DIRECTIVE — Type out the complete listing below word for word, without its pictures.

/---

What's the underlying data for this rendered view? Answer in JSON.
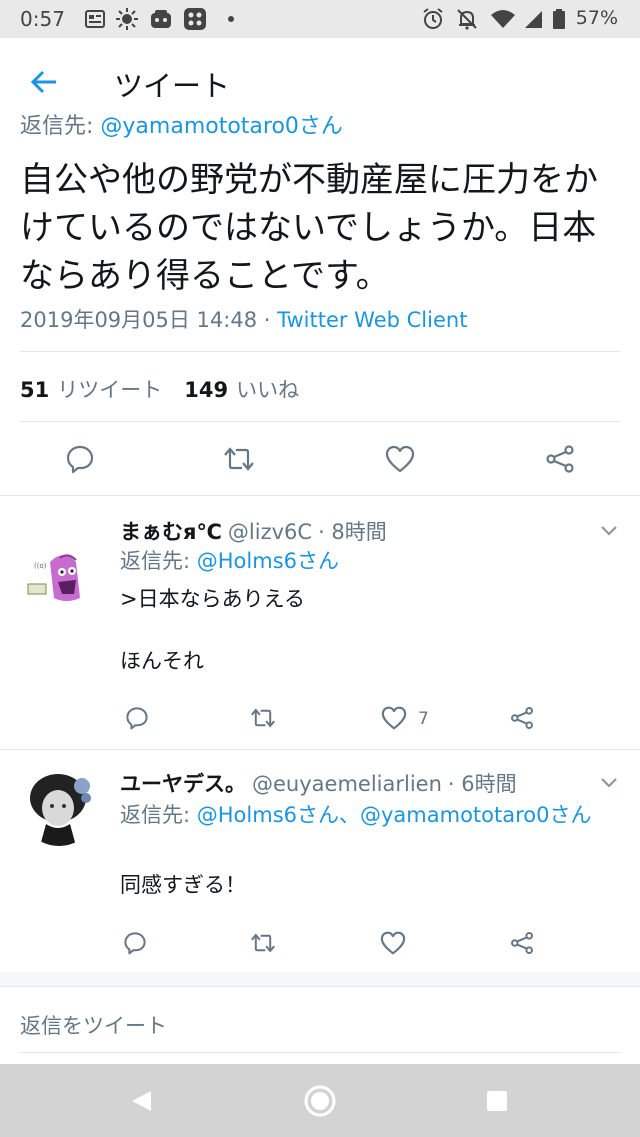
{
  "status_bar": {
    "time": "0:57",
    "battery": "57%",
    "icons": [
      "news-icon",
      "sun-icon",
      "game-icon",
      "app-grid-icon",
      "dot-icon",
      "alarm-icon",
      "notifications-off-icon",
      "wifi-icon",
      "signal-icon",
      "battery-icon"
    ]
  },
  "app_bar": {
    "title": "ツイート",
    "back_icon": "arrow-left-icon"
  },
  "tweet": {
    "reply_to_prefix": "返信先: ",
    "reply_to_handle": "@yamamototaro0さん",
    "text": "自公や他の野党が不動産屋に圧力をかけているのではないでしょうか。日本ならあり得ることです。",
    "date": "2019年09月05日 14:48",
    "separator": " · ",
    "client": "Twitter Web Client",
    "retweets_count": "51",
    "retweets_label": "リツイート",
    "likes_count": "149",
    "likes_label": "いいね"
  },
  "replies": [
    {
      "name": "まぁむя℃",
      "handle": "@lizv6C",
      "time": "· 8時間",
      "reply_to_prefix": "返信先: ",
      "reply_to": "@Holms6さん",
      "reply_to_rest": "",
      "text": ">日本ならありえる\n\nほんそれ",
      "like_count": "7"
    },
    {
      "name": "ユーヤデス。",
      "handle": "@euyaemeliarlien",
      "time": "· 6時間",
      "reply_to_prefix": "返信先: ",
      "reply_to": "@Holms6さん、@yamamototaro0さん",
      "reply_to_rest": "",
      "text": "同感すぎる！",
      "like_count": ""
    }
  ],
  "compose": {
    "placeholder": "返信をツイート"
  },
  "colors": {
    "accent": "#1b95e0",
    "text": "#14171a",
    "secondary": "#657786",
    "divider": "#e1e8ed",
    "status_bar": "#e9e9e9",
    "nav_bar": "#d3d3d3"
  }
}
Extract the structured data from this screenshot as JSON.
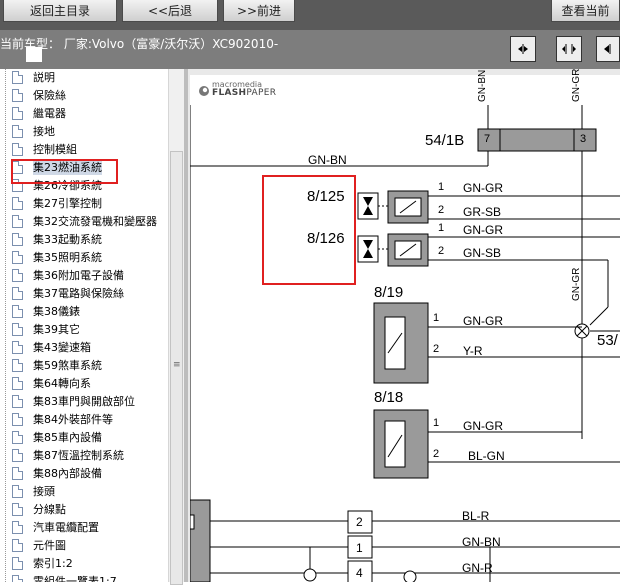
{
  "toolbar": {
    "btn_home": "返回主目录",
    "btn_back": "<<后退",
    "btn_forward": ">>前进",
    "btn_view": "查看当前"
  },
  "info": {
    "model_text": "当前车型：  厂家:Volvo（富豪/沃尔沃）XC902010-"
  },
  "tree": {
    "items": [
      {
        "label": "説明"
      },
      {
        "label": "保險絲"
      },
      {
        "label": "繼電器"
      },
      {
        "label": "接地"
      },
      {
        "label": "控制模組"
      },
      {
        "label": "集23燃油系統",
        "selected": true
      },
      {
        "label": "集26冷卻系統"
      },
      {
        "label": "集27引擎控制"
      },
      {
        "label": "集32交流發電機和變壓器"
      },
      {
        "label": "集33起動系統"
      },
      {
        "label": "集35照明系統"
      },
      {
        "label": "集36附加電子設備"
      },
      {
        "label": "集37電路與保險絲"
      },
      {
        "label": "集38儀錶"
      },
      {
        "label": "集39其它"
      },
      {
        "label": "集43變速箱"
      },
      {
        "label": "集59煞車系統"
      },
      {
        "label": "集64轉向系"
      },
      {
        "label": "集83車門與開啟部位"
      },
      {
        "label": "集84外裝部件等"
      },
      {
        "label": "集85車內設備"
      },
      {
        "label": "集87恆溫控制系統"
      },
      {
        "label": "集88內部設備"
      },
      {
        "label": "接頭"
      },
      {
        "label": "分線點"
      },
      {
        "label": "汽車電纜配置"
      },
      {
        "label": "元件圖"
      },
      {
        "label": "索引1:2"
      },
      {
        "label": "零組件一覽表1:7"
      }
    ]
  },
  "viewer": {
    "logo_small": "macromedia",
    "logo_big_a": "FLASH",
    "logo_big_b": "PAPER"
  },
  "diagram": {
    "top_wire_1": "GN-BN",
    "top_wire_2": "GN-GR",
    "connector_54": "54/1B",
    "pin_7": "7",
    "pin_3": "3",
    "wire_gnbn_left": "GN-BN",
    "c125": "8/125",
    "c126": "8/126",
    "c125_p1": "1",
    "c125_w1": "GN-GR",
    "c125_p2": "2",
    "c125_w2": "GR-SB",
    "c126_p1": "1",
    "c126_w1": "GN-GR",
    "c126_p2": "2",
    "c126_w2": "GN-SB",
    "vertical_wire": "GN-GR",
    "c819": "8/19",
    "c819_p1": "1",
    "c819_w1": "GN-GR",
    "c819_p2": "2",
    "c819_w2": "Y-R",
    "splice": "53/",
    "c818": "8/18",
    "c818_p1": "1",
    "c818_w1": "GN-GR",
    "c818_p2": "2",
    "c818_w2": "BL-GN",
    "bottom_p2": "2",
    "bottom_w2": "BL-R",
    "bottom_p1": "1",
    "bottom_w1": "GN-BN",
    "bottom_p4": "4",
    "bottom_w4": "GN-R"
  }
}
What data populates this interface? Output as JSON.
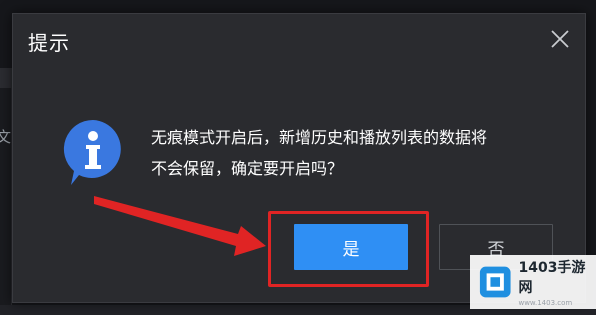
{
  "dialog": {
    "title": "提示",
    "message_line1": "无痕模式开启后，新增历史和播放列表的数据将",
    "message_line2": "不会保留，确定要开启吗？",
    "confirm_label": "是",
    "cancel_label": "否"
  },
  "background": {
    "left_fragment_text": "文"
  },
  "watermark": {
    "brand": "1403手游网",
    "url": "www.1403.com"
  },
  "colors": {
    "dialog_bg": "#2a2b2f",
    "primary_button": "#2f8ff4",
    "highlight_red": "#e02424",
    "info_icon_blue": "#3a78e0"
  },
  "icons": [
    "close-icon",
    "info-icon",
    "arrow-annotation",
    "watermark-logo-icon"
  ]
}
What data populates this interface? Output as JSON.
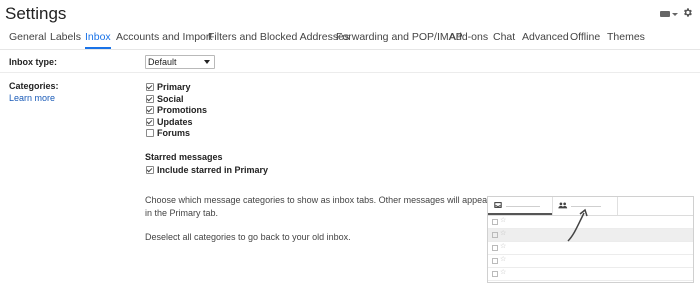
{
  "header": {
    "title": "Settings",
    "icons": [
      "keyboard-icon",
      "gear-icon"
    ]
  },
  "tabs": [
    {
      "label": "General",
      "active": false
    },
    {
      "label": "Labels",
      "active": false
    },
    {
      "label": "Inbox",
      "active": true
    },
    {
      "label": "Accounts and Import",
      "active": false
    },
    {
      "label": "Filters and Blocked Addresses",
      "active": false
    },
    {
      "label": "Forwarding and POP/IMAP",
      "active": false
    },
    {
      "label": "Add-ons",
      "active": false
    },
    {
      "label": "Chat",
      "active": false
    },
    {
      "label": "Advanced",
      "active": false
    },
    {
      "label": "Offline",
      "active": false
    },
    {
      "label": "Themes",
      "active": false
    }
  ],
  "inbox_type": {
    "label": "Inbox type:",
    "selected": "Default"
  },
  "categories": {
    "label": "Categories:",
    "learn_more": "Learn more",
    "items": [
      {
        "label": "Primary",
        "checked": true
      },
      {
        "label": "Social",
        "checked": true
      },
      {
        "label": "Promotions",
        "checked": true
      },
      {
        "label": "Updates",
        "checked": true
      },
      {
        "label": "Forums",
        "checked": false
      }
    ],
    "starred_heading": "Starred messages",
    "starred_option": {
      "label": "Include starred in Primary",
      "checked": true
    },
    "description_line1": "Choose which message categories to show as inbox tabs. Other messages will appear",
    "description_line2": "in the Primary tab.",
    "deselect_text": "Deselect all categories to go back to your old inbox."
  },
  "colors": {
    "accent": "#1a73e8",
    "link": "#1a5bb8"
  }
}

\---

TASK OUTPUT —
What's the underlying data for this rendered view? Answer in JSON.
{
  "status_bar": {
    "time": "0:57",
    "battery": "57%",
    "icons": [
      "news-icon",
      "sun-icon",
      "game-icon",
      "app-grid-icon",
      "dot-icon",
      "alarm-icon",
      "notifications-off-icon",
      "wifi-icon",
      "signal-icon",
      "battery-icon"
    ]
  },
  "app_bar": {
    "title": "ツイート",
    "back_icon": "arrow-left-icon"
  },
  "tweet": {
    "reply_to_prefix": "返信先: ",
    "reply_to_handle": "@yamamototaro0さん",
    "text": "自公や他の野党が不動産屋に圧力をかけているのではないでしょうか。日本ならあり得ることです。",
    "date": "2019年09月05日 14:48",
    "separator": " · ",
    "client": "Twitter Web Client",
    "retweets_count": "51",
    "retweets_label": "リツイート",
    "likes_count": "149",
    "likes_label": "いいね"
  },
  "replies": [
    {
      "name": "まぁむя℃",
      "handle": "@lizv6C",
      "time": "· 8時間",
      "reply_to_prefix": "返信先: ",
      "reply_to": "@Holms6さん",
      "reply_to_rest": "",
      "text": ">日本ならありえる\n\nほんそれ",
      "like_count": "7"
    },
    {
      "name": "ユーヤデス。",
      "handle": "@euyaemeliarlien",
      "time": "· 6時間",
      "reply_to_prefix": "返信先: ",
      "reply_to": "@Holms6さん、@yamamototaro0さん",
      "reply_to_rest": "",
      "text": "同感すぎる！",
      "like_count": ""
    }
  ],
  "compose": {
    "placeholder": "返信をツイート"
  },
  "colors": {
    "accent": "#1b95e0",
    "text": "#14171a",
    "secondary": "#657786",
    "divider": "#e1e8ed",
    "status_bar": "#e9e9e9",
    "nav_bar": "#d3d3d3"
  }
}
Extract the structured data from this screenshot as JSON.
{
  "toolbar": {
    "btn_home": "返回主目录",
    "btn_back": "<<后退",
    "btn_forward": ">>前进",
    "btn_view": "查看当前"
  },
  "info": {
    "model_text": "当前车型：  厂家:Volvo（富豪/沃尔沃）XC902010-"
  },
  "tree": {
    "items": [
      {
        "label": "説明"
      },
      {
        "label": "保險絲"
      },
      {
        "label": "繼電器"
      },
      {
        "label": "接地"
      },
      {
        "label": "控制模組"
      },
      {
        "label": "集23燃油系統",
        "selected": true
      },
      {
        "label": "集26冷卻系統"
      },
      {
        "label": "集27引擎控制"
      },
      {
        "label": "集32交流發電機和變壓器"
      },
      {
        "label": "集33起動系統"
      },
      {
        "label": "集35照明系統"
      },
      {
        "label": "集36附加電子設備"
      },
      {
        "label": "集37電路與保險絲"
      },
      {
        "label": "集38儀錶"
      },
      {
        "label": "集39其它"
      },
      {
        "label": "集43變速箱"
      },
      {
        "label": "集59煞車系統"
      },
      {
        "label": "集64轉向系"
      },
      {
        "label": "集83車門與開啟部位"
      },
      {
        "label": "集84外裝部件等"
      },
      {
        "label": "集85車內設備"
      },
      {
        "label": "集87恆溫控制系統"
      },
      {
        "label": "集88內部設備"
      },
      {
        "label": "接頭"
      },
      {
        "label": "分線點"
      },
      {
        "label": "汽車電纜配置"
      },
      {
        "label": "元件圖"
      },
      {
        "label": "索引1:2"
      },
      {
        "label": "零組件一覽表1:7"
      }
    ]
  },
  "viewer": {
    "logo_small": "macromedia",
    "logo_big_a": "FLASH",
    "logo_big_b": "PAPER"
  },
  "diagram": {
    "top_wire_1": "GN-BN",
    "top_wire_2": "GN-GR",
    "connector_54": "54/1B",
    "pin_7": "7",
    "pin_3": "3",
    "wire_gnbn_left": "GN-BN",
    "c125": "8/125",
    "c126": "8/126",
    "c125_p1": "1",
    "c125_w1": "GN-GR",
    "c125_p2": "2",
    "c125_w2": "GR-SB",
    "c126_p1": "1",
    "c126_w1": "GN-GR",
    "c126_p2": "2",
    "c126_w2": "GN-SB",
    "vertical_wire": "GN-GR",
    "c819": "8/19",
    "c819_p1": "1",
    "c819_w1": "GN-GR",
    "c819_p2": "2",
    "c819_w2": "Y-R",
    "splice": "53/",
    "c818": "8/18",
    "c818_p1": "1",
    "c818_w1": "GN-GR",
    "c818_p2": "2",
    "c818_w2": "BL-GN",
    "bottom_p2": "2",
    "bottom_w2": "BL-R",
    "bottom_p1": "1",
    "bottom_w1": "GN-BN",
    "bottom_p4": "4",
    "bottom_w4": "GN-R"
  }
}
What data populates this interface? Output as JSON.
{
  "dialog": {
    "title": "提示",
    "message_line1": "无痕模式开启后，新增历史和播放列表的数据将",
    "message_line2": "不会保留，确定要开启吗？",
    "confirm_label": "是",
    "cancel_label": "否"
  },
  "background": {
    "left_fragment_text": "文"
  },
  "watermark": {
    "brand": "1403手游网",
    "url": "www.1403.com"
  },
  "colors": {
    "dialog_bg": "#2a2b2f",
    "primary_button": "#2f8ff4",
    "highlight_red": "#e02424",
    "info_icon_blue": "#3a78e0"
  },
  "icons": [
    "close-icon",
    "info-icon",
    "arrow-annotation",
    "watermark-logo-icon"
  ]
}
What data populates this interface? Output as JSON.
{
  "header": {
    "title": "Settings",
    "icons": [
      "keyboard-icon",
      "gear-icon"
    ]
  },
  "tabs": [
    {
      "label": "General",
      "active": false
    },
    {
      "label": "Labels",
      "active": false
    },
    {
      "label": "Inbox",
      "active": true
    },
    {
      "label": "Accounts and Import",
      "active": false
    },
    {
      "label": "Filters and Blocked Addresses",
      "active": false
    },
    {
      "label": "Forwarding and POP/IMAP",
      "active": false
    },
    {
      "label": "Add-ons",
      "active": false
    },
    {
      "label": "Chat",
      "active": false
    },
    {
      "label": "Advanced",
      "active": false
    },
    {
      "label": "Offline",
      "active": false
    },
    {
      "label": "Themes",
      "active": false
    }
  ],
  "inbox_type": {
    "label": "Inbox type:",
    "selected": "Default"
  },
  "categories": {
    "label": "Categories:",
    "learn_more": "Learn more",
    "items": [
      {
        "label": "Primary",
        "checked": true
      },
      {
        "label": "Social",
        "checked": true
      },
      {
        "label": "Promotions",
        "checked": true
      },
      {
        "label": "Updates",
        "checked": true
      },
      {
        "label": "Forums",
        "checked": false
      }
    ],
    "starred_heading": "Starred messages",
    "starred_option": {
      "label": "Include starred in Primary",
      "checked": true
    },
    "description_line1": "Choose which message categories to show as inbox tabs. Other messages will appear",
    "description_line2": "in the Primary tab.",
    "deselect_text": "Deselect all categories to go back to your old inbox."
  },
  "colors": {
    "accent": "#1a73e8",
    "link": "#1a5bb8"
  }
}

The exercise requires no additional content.